§ Your tasks:
1) In the customer satisfaction analysis text, turn the paragraph beginning "In terms of reallocating the customer satisfaction programs budget" into a short bulleted list that keeps its main facts.
2) Transcribe the customer satisfaction analysis text from "Ms. Kopf will instead" up to and including "Low Importance, Low Performance)".
3) Translate this sentence from the customer satisfaction analysis text into Spanish: "Quadrant Analysis provides us with the perfect framework in which to conduct this analysis and frame our recommendations."

━━━━━ Extracted text ━━━━━

Likewise, the ANOVA test above indicates that there is a statistically significant difference between the two models. From this, we can conclude that there are indeed differences in the importance of the customer satisfaction drivers between the two brands. We can make final recommendations based on the combination of performance and importance information for CMMi.
In order to provide relevant recommendations to Ms. Kopf, we must think about both the importance of customer satisfaction drivers to CMMi and their performance on them relative to their competitor, Knights and Schoening. Quadrant Analysis provides us with the perfect framework in which to conduct this analysis and frame our recommendations.
Disinvest (Low Importance, High Performance)
Conversely, she will want to disinvest in areas where the importance of the satisfaction driver is low, but CMMi's performance on this metric is high. The following customer satisfaction drivers correspond to this quandrant: Information, Features, Operating Costs, and Response Time Support
Increase Investment (High Importance, Low Performance)
Ms. Kopf will instead want to reallocate the money previously dedicated to the above customer satisfaction drivers to those that have a high level of importance, however, CMMi's performance on these metrics is low. The following customer satisfaction drivers correspond to this quandrant: Performance, Price (cutting costs to decrease price and maintain margin), and Ease of Use.
Maintain Investment (High Importance, High Performance & Low Importance, Low Performance)
In terms of reallocating the customer satisfaction programs budget, Ms. Kopf will want to maintain her investment in areas where the importance of satisfaction drivers is high and CMMi's performance on these metrics is also high. Likewise, she will also want to maintain her investment in areas where the importance of satisfaction drivers is low and CMMi's performance on these metrics is also low. Thus, CMMi should maintain their investment in all remaining customer satisfaction drivers.

━━━━━ Data shown ━━━━━

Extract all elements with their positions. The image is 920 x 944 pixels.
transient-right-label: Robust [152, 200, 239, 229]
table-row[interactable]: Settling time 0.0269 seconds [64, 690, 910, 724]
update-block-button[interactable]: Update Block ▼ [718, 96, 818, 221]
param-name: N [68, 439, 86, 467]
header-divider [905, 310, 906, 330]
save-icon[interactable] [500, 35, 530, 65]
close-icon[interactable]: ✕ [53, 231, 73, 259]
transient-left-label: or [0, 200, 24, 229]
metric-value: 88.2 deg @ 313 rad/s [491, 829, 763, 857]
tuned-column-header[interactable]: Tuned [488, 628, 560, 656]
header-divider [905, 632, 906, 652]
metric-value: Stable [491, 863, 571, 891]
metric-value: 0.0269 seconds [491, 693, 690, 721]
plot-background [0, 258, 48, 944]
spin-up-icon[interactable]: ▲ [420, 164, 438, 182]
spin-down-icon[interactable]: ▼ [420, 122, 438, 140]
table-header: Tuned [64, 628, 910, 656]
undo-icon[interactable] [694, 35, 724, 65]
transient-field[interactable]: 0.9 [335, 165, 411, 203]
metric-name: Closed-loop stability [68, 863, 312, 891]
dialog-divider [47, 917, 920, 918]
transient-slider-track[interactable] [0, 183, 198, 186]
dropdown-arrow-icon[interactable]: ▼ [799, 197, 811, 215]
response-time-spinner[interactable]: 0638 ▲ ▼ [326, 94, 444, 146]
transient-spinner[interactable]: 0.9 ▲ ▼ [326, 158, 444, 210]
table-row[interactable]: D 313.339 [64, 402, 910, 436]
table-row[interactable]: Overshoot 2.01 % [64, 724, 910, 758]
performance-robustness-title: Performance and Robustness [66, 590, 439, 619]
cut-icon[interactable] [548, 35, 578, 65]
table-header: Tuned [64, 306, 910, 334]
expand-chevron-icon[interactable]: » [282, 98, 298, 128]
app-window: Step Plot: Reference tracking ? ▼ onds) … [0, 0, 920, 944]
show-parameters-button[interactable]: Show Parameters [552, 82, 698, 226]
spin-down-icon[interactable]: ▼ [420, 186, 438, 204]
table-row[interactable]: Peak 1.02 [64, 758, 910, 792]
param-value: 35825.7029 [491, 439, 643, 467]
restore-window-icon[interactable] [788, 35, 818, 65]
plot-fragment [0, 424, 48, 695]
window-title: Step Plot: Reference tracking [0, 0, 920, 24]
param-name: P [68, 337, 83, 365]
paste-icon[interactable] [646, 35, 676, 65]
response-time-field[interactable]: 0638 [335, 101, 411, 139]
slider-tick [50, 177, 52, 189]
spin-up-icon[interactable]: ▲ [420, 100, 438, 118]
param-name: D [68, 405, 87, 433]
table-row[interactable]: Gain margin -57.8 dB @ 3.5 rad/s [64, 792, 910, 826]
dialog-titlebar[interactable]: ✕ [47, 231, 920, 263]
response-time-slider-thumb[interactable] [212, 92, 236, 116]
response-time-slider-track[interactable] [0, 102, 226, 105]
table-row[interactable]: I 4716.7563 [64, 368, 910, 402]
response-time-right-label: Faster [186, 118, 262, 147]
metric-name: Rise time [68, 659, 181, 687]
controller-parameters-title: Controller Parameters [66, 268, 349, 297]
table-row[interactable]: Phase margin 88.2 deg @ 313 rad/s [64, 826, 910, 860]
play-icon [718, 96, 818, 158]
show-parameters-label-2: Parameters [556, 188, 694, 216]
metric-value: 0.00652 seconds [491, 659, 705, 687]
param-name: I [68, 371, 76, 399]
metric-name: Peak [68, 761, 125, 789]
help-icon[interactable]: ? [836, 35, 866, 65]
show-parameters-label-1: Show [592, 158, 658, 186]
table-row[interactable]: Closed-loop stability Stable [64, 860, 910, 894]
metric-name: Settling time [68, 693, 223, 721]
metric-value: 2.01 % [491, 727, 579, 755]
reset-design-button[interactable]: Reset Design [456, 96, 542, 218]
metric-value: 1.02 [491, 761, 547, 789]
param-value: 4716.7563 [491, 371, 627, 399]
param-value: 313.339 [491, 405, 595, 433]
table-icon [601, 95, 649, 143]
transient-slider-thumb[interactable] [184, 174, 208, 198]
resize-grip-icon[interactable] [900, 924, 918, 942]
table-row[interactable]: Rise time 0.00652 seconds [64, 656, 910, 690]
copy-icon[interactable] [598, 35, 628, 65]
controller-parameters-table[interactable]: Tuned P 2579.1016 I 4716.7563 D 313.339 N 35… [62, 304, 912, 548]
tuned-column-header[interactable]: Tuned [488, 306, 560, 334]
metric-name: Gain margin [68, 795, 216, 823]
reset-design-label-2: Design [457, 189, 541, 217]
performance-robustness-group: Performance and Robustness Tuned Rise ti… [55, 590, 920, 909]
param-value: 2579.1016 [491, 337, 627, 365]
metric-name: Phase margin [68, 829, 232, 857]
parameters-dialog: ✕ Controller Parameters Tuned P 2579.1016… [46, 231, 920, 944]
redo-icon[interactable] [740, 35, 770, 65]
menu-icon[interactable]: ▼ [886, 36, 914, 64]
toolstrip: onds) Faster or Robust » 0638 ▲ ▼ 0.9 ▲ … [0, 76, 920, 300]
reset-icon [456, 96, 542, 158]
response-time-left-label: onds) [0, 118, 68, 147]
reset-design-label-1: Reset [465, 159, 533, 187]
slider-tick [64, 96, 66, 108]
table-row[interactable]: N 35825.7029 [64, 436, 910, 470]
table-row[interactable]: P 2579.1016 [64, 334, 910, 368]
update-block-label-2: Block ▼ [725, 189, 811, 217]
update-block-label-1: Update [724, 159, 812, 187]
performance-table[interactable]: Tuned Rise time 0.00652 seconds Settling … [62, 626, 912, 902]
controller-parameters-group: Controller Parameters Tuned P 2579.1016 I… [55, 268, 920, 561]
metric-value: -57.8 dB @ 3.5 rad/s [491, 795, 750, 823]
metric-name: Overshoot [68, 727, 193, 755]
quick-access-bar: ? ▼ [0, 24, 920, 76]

━━━━━

§ Solved problems:
1)
- Ms. Kopf should maintain investment where the importance of satisfaction drivers is high and CMMi's performance on them is also high.
- She should also maintain investment where the importance of satisfaction drivers is low and CMMi's performance on them is also low.
- CMMi should therefore maintain its investment in all remaining customer satisfaction drivers.

2)
Ms. Kopf will instead want to reallocate the money previously dedicated to the above customer satisfaction drivers to those that have a high level of importance, however, CMMi's performance on these metrics is low. The following customer satisfaction drivers correspond to this quandrant: Performance, Price (cutting costs to decrease price and maintain margin), and Ease of Use.
Maintain Investment (High Importance, High Performance & Low Importance, Low Performance)

3) El análisis de cuadrantes nos proporciona el marco perfecto para realizar este análisis y formular nuestras recomendaciones.